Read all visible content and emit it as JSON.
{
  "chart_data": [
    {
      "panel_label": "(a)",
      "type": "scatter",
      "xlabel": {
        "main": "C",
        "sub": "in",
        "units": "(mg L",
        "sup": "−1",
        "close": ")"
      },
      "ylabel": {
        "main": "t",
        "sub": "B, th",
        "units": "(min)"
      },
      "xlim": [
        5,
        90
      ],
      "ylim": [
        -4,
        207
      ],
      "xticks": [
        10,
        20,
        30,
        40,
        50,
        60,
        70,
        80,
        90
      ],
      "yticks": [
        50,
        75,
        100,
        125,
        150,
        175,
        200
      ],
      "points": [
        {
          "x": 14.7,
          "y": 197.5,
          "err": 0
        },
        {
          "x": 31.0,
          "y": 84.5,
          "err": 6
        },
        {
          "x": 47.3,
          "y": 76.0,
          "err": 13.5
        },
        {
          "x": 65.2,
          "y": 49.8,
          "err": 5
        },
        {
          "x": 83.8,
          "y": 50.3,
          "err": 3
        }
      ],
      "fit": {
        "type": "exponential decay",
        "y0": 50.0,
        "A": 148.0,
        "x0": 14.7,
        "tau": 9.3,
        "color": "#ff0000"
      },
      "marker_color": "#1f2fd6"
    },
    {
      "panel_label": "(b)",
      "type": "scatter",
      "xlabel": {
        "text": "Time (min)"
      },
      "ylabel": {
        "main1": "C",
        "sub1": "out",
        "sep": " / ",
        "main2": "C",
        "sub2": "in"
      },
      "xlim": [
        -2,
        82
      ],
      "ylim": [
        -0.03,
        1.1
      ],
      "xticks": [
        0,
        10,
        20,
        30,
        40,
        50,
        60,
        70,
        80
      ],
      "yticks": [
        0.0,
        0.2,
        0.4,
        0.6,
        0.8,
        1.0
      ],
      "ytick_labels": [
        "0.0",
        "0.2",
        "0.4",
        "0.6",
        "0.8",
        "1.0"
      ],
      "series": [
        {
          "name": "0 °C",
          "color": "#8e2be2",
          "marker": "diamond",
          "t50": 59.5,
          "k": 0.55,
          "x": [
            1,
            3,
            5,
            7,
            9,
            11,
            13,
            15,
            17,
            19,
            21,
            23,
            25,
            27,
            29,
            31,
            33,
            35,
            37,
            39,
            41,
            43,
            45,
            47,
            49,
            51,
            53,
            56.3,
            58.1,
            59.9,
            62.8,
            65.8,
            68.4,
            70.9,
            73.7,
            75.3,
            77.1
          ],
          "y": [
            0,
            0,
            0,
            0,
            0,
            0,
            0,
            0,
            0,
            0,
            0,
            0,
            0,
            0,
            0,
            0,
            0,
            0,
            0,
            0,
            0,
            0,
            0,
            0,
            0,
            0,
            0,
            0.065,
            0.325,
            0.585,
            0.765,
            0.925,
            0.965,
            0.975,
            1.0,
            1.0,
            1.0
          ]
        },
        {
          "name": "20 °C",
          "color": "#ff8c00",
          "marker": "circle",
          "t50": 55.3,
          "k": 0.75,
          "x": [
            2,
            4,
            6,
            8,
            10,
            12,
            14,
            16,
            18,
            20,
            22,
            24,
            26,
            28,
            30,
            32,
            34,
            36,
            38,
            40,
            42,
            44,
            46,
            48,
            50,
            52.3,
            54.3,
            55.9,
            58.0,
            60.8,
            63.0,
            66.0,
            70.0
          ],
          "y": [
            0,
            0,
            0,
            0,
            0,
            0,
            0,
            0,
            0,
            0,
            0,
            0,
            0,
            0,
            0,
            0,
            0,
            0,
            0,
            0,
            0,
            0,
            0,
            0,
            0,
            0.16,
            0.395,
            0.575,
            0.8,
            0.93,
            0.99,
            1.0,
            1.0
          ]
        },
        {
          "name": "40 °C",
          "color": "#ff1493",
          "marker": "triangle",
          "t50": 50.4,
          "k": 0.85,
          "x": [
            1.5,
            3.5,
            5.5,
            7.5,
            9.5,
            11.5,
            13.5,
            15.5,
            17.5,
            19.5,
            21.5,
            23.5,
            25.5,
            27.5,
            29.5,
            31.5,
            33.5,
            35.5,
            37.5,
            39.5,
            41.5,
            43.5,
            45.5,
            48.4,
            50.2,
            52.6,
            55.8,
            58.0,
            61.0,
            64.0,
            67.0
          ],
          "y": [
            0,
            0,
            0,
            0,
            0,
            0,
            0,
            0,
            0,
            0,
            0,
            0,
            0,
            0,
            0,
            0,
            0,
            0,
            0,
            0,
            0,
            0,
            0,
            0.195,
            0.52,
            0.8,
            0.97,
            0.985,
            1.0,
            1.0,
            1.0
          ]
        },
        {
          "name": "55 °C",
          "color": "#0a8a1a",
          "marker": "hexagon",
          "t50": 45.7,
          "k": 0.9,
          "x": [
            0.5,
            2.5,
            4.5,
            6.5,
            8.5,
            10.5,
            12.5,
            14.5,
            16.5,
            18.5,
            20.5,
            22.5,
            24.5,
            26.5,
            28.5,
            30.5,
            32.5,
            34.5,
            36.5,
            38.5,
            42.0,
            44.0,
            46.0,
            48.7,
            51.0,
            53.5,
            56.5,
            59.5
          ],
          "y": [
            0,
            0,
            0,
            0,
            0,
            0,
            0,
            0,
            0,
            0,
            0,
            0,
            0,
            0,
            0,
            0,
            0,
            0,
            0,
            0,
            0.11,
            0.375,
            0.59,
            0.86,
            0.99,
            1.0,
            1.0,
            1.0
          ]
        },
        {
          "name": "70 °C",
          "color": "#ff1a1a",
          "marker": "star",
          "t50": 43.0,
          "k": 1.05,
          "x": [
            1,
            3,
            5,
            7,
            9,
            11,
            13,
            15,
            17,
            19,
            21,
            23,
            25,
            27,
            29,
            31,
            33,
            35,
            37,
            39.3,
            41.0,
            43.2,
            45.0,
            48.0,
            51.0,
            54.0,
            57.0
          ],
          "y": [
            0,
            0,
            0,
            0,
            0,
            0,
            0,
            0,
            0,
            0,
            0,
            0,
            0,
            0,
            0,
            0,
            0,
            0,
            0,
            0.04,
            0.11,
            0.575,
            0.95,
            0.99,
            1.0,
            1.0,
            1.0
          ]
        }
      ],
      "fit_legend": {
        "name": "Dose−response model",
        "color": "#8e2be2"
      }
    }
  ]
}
—————
### YOUR INSTRUCTIONS
Retype every entry word for word.

### FULL SOLUTION
Read all visible content and emit it as JSON.
{
  "chart_data": [
    {
      "panel_label": "(a)",
      "type": "scatter",
      "xlabel": {
        "main": "C",
        "sub": "in",
        "units": "(mg L",
        "sup": "−1",
        "close": ")"
      },
      "ylabel": {
        "main": "t",
        "sub": "B, th",
        "units": "(min)"
      },
      "xlim": [
        5,
        90
      ],
      "ylim": [
        -4,
        207
      ],
      "xticks": [
        10,
        20,
        30,
        40,
        50,
        60,
        70,
        80,
        90
      ],
      "yticks": [
        50,
        75,
        100,
        125,
        150,
        175,
        200
      ],
      "points": [
        {
          "x": 14.7,
          "y": 197.5,
          "err": 0
        },
        {
          "x": 31.0,
          "y": 84.5,
          "err": 6
        },
        {
          "x": 47.3,
          "y": 76.0,
          "err": 13.5
        },
        {
          "x": 65.2,
          "y": 49.8,
          "err": 5
        },
        {
          "x": 83.8,
          "y": 50.3,
          "err": 3
        }
      ],
      "fit": {
        "type": "exponential decay",
        "y0": 50.0,
        "A": 148.0,
        "x0": 14.7,
        "tau": 9.3,
        "color": "#ff0000"
      },
      "marker_color": "#1f2fd6"
    },
    {
      "panel_label": "(b)",
      "type": "scatter",
      "xlabel": {
        "text": "Time (min)"
      },
      "ylabel": {
        "main1": "C",
        "sub1": "out",
        "sep": " / ",
        "main2": "C",
        "sub2": "in"
      },
      "xlim": [
        -2,
        82
      ],
      "ylim": [
        -0.03,
        1.1
      ],
      "xticks": [
        0,
        10,
        20,
        30,
        40,
        50,
        60,
        70,
        80
      ],
      "yticks": [
        0.0,
        0.2,
        0.4,
        0.6,
        0.8,
        1.0
      ],
      "ytick_labels": [
        "0.0",
        "0.2",
        "0.4",
        "0.6",
        "0.8",
        "1.0"
      ],
      "series": [
        {
          "name": "0 °C",
          "color": "#8e2be2",
          "marker": "diamond",
          "t50": 59.5,
          "k": 0.55,
          "x": [
            1,
            3,
            5,
            7,
            9,
            11,
            13,
            15,
            17,
            19,
            21,
            23,
            25,
            27,
            29,
            31,
            33,
            35,
            37,
            39,
            41,
            43,
            45,
            47,
            49,
            51,
            53,
            56.3,
            58.1,
            59.9,
            62.8,
            65.8,
            68.4,
            70.9,
            73.7,
            75.3,
            77.1
          ],
          "y": [
            0,
            0,
            0,
            0,
            0,
            0,
            0,
            0,
            0,
            0,
            0,
            0,
            0,
            0,
            0,
            0,
            0,
            0,
            0,
            0,
            0,
            0,
            0,
            0,
            0,
            0,
            0,
            0.065,
            0.325,
            0.585,
            0.765,
            0.925,
            0.965,
            0.975,
            1.0,
            1.0,
            1.0
          ]
        },
        {
          "name": "20 °C",
          "color": "#ff8c00",
          "marker": "circle",
          "t50": 55.3,
          "k": 0.75,
          "x": [
            2,
            4,
            6,
            8,
            10,
            12,
            14,
            16,
            18,
            20,
            22,
            24,
            26,
            28,
            30,
            32,
            34,
            36,
            38,
            40,
            42,
            44,
            46,
            48,
            50,
            52.3,
            54.3,
            55.9,
            58.0,
            60.8,
            63.0,
            66.0,
            70.0
          ],
          "y": [
            0,
            0,
            0,
            0,
            0,
            0,
            0,
            0,
            0,
            0,
            0,
            0,
            0,
            0,
            0,
            0,
            0,
            0,
            0,
            0,
            0,
            0,
            0,
            0,
            0,
            0.16,
            0.395,
            0.575,
            0.8,
            0.93,
            0.99,
            1.0,
            1.0
          ]
        },
        {
          "name": "40 °C",
          "color": "#ff1493",
          "marker": "triangle",
          "t50": 50.4,
          "k": 0.85,
          "x": [
            1.5,
            3.5,
            5.5,
            7.5,
            9.5,
            11.5,
            13.5,
            15.5,
            17.5,
            19.5,
            21.5,
            23.5,
            25.5,
            27.5,
            29.5,
            31.5,
            33.5,
            35.5,
            37.5,
            39.5,
            41.5,
            43.5,
            45.5,
            48.4,
            50.2,
            52.6,
            55.8,
            58.0,
            61.0,
            64.0,
            67.0
          ],
          "y": [
            0,
            0,
            0,
            0,
            0,
            0,
            0,
            0,
            0,
            0,
            0,
            0,
            0,
            0,
            0,
            0,
            0,
            0,
            0,
            0,
            0,
            0,
            0,
            0.195,
            0.52,
            0.8,
            0.97,
            0.985,
            1.0,
            1.0,
            1.0
          ]
        },
        {
          "name": "55 °C",
          "color": "#0a8a1a",
          "marker": "hexagon",
          "t50": 45.7,
          "k": 0.9,
          "x": [
            0.5,
            2.5,
            4.5,
            6.5,
            8.5,
            10.5,
            12.5,
            14.5,
            16.5,
            18.5,
            20.5,
            22.5,
            24.5,
            26.5,
            28.5,
            30.5,
            32.5,
            34.5,
            36.5,
            38.5,
            42.0,
            44.0,
            46.0,
            48.7,
            51.0,
            53.5,
            56.5,
            59.5
          ],
          "y": [
            0,
            0,
            0,
            0,
            0,
            0,
            0,
            0,
            0,
            0,
            0,
            0,
            0,
            0,
            0,
            0,
            0,
            0,
            0,
            0,
            0.11,
            0.375,
            0.59,
            0.86,
            0.99,
            1.0,
            1.0,
            1.0
          ]
        },
        {
          "name": "70 °C",
          "color": "#ff1a1a",
          "marker": "star",
          "t50": 43.0,
          "k": 1.05,
          "x": [
            1,
            3,
            5,
            7,
            9,
            11,
            13,
            15,
            17,
            19,
            21,
            23,
            25,
            27,
            29,
            31,
            33,
            35,
            37,
            39.3,
            41.0,
            43.2,
            45.0,
            48.0,
            51.0,
            54.0,
            57.0
          ],
          "y": [
            0,
            0,
            0,
            0,
            0,
            0,
            0,
            0,
            0,
            0,
            0,
            0,
            0,
            0,
            0,
            0,
            0,
            0,
            0,
            0.04,
            0.11,
            0.575,
            0.95,
            0.99,
            1.0,
            1.0,
            1.0
          ]
        }
      ],
      "fit_legend": {
        "name": "Dose−response model",
        "color": "#8e2be2"
      }
    }
  ]
}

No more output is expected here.